<<<<

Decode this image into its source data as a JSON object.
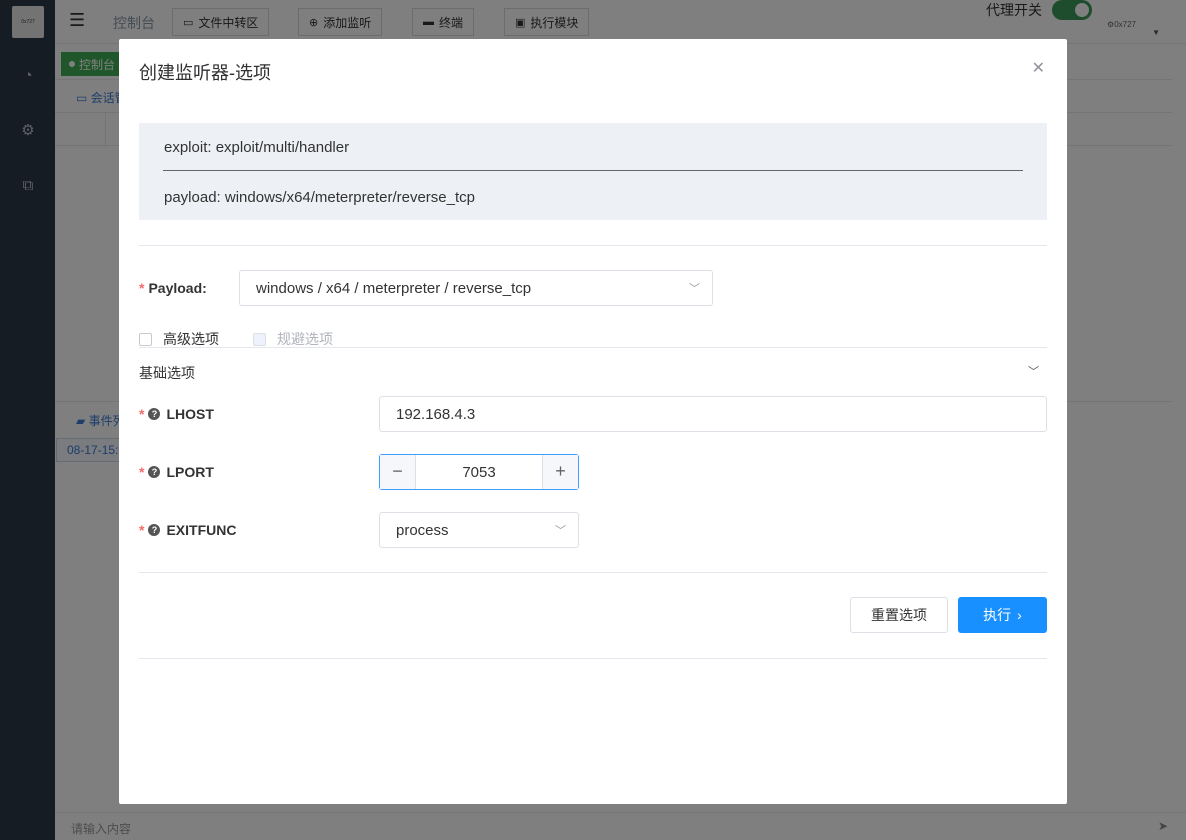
{
  "app": {
    "logo_text": "0x727",
    "breadcrumb": "控制台",
    "toolbar": [
      {
        "label": "文件中转区",
        "icon": "folder-icon"
      },
      {
        "label": "添加监听",
        "icon": "plus-circle-icon"
      },
      {
        "label": "终端",
        "icon": "monitor-icon"
      },
      {
        "label": "执行模块",
        "icon": "module-icon"
      }
    ],
    "proxy_label": "代理开关",
    "proxy_on": true,
    "user_name": "0x727",
    "tab_label": "控制台",
    "session_label": "会话管",
    "event_label": "事件列",
    "event_time": "08-17-15:",
    "input_placeholder": "请输入内容"
  },
  "modal": {
    "title": "创建监听器-选项",
    "exploit_line": "exploit: exploit/multi/handler",
    "payload_line": "payload: windows/x64/meterpreter/reverse_tcp",
    "payload_label": "Payload:",
    "payload_value": "windows / x64 / meterpreter / reverse_tcp",
    "checkbox_advanced": "高级选项",
    "checkbox_evasion": "规避选项",
    "section_basic": "基础选项",
    "lhost_label": "LHOST",
    "lhost_value": "192.168.4.3",
    "lport_label": "LPORT",
    "lport_value": "7053",
    "exitfunc_label": "EXITFUNC",
    "exitfunc_value": "process",
    "reset_button": "重置选项",
    "execute_button": "执行"
  },
  "colors": {
    "primary": "#1890ff",
    "required": "#f56c6c",
    "switch_on": "#3a9a5a",
    "sidebar": "#2d3848"
  }
}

>>>>

Omit the pictures and give the material again, exactly and in full.

## RESULT OF THIS TASK:
Decode this image into its source data as a JSON object.
{
  "app": {
    "logo_text": "0x727",
    "breadcrumb": "控制台",
    "toolbar": [
      {
        "label": "文件中转区",
        "icon": "folder-icon"
      },
      {
        "label": "添加监听",
        "icon": "plus-circle-icon"
      },
      {
        "label": "终端",
        "icon": "monitor-icon"
      },
      {
        "label": "执行模块",
        "icon": "module-icon"
      }
    ],
    "proxy_label": "代理开关",
    "proxy_on": true,
    "user_name": "0x727",
    "tab_label": "控制台",
    "session_label": "会话管",
    "event_label": "事件列",
    "event_time": "08-17-15:",
    "input_placeholder": "请输入内容"
  },
  "modal": {
    "title": "创建监听器-选项",
    "exploit_line": "exploit: exploit/multi/handler",
    "payload_line": "payload: windows/x64/meterpreter/reverse_tcp",
    "payload_label": "Payload:",
    "payload_value": "windows / x64 / meterpreter / reverse_tcp",
    "checkbox_advanced": "高级选项",
    "checkbox_evasion": "规避选项",
    "section_basic": "基础选项",
    "lhost_label": "LHOST",
    "lhost_value": "192.168.4.3",
    "lport_label": "LPORT",
    "lport_value": "7053",
    "exitfunc_label": "EXITFUNC",
    "exitfunc_value": "process",
    "reset_button": "重置选项",
    "execute_button": "执行"
  },
  "colors": {
    "primary": "#1890ff",
    "required": "#f56c6c",
    "switch_on": "#3a9a5a",
    "sidebar": "#2d3848"
  }
}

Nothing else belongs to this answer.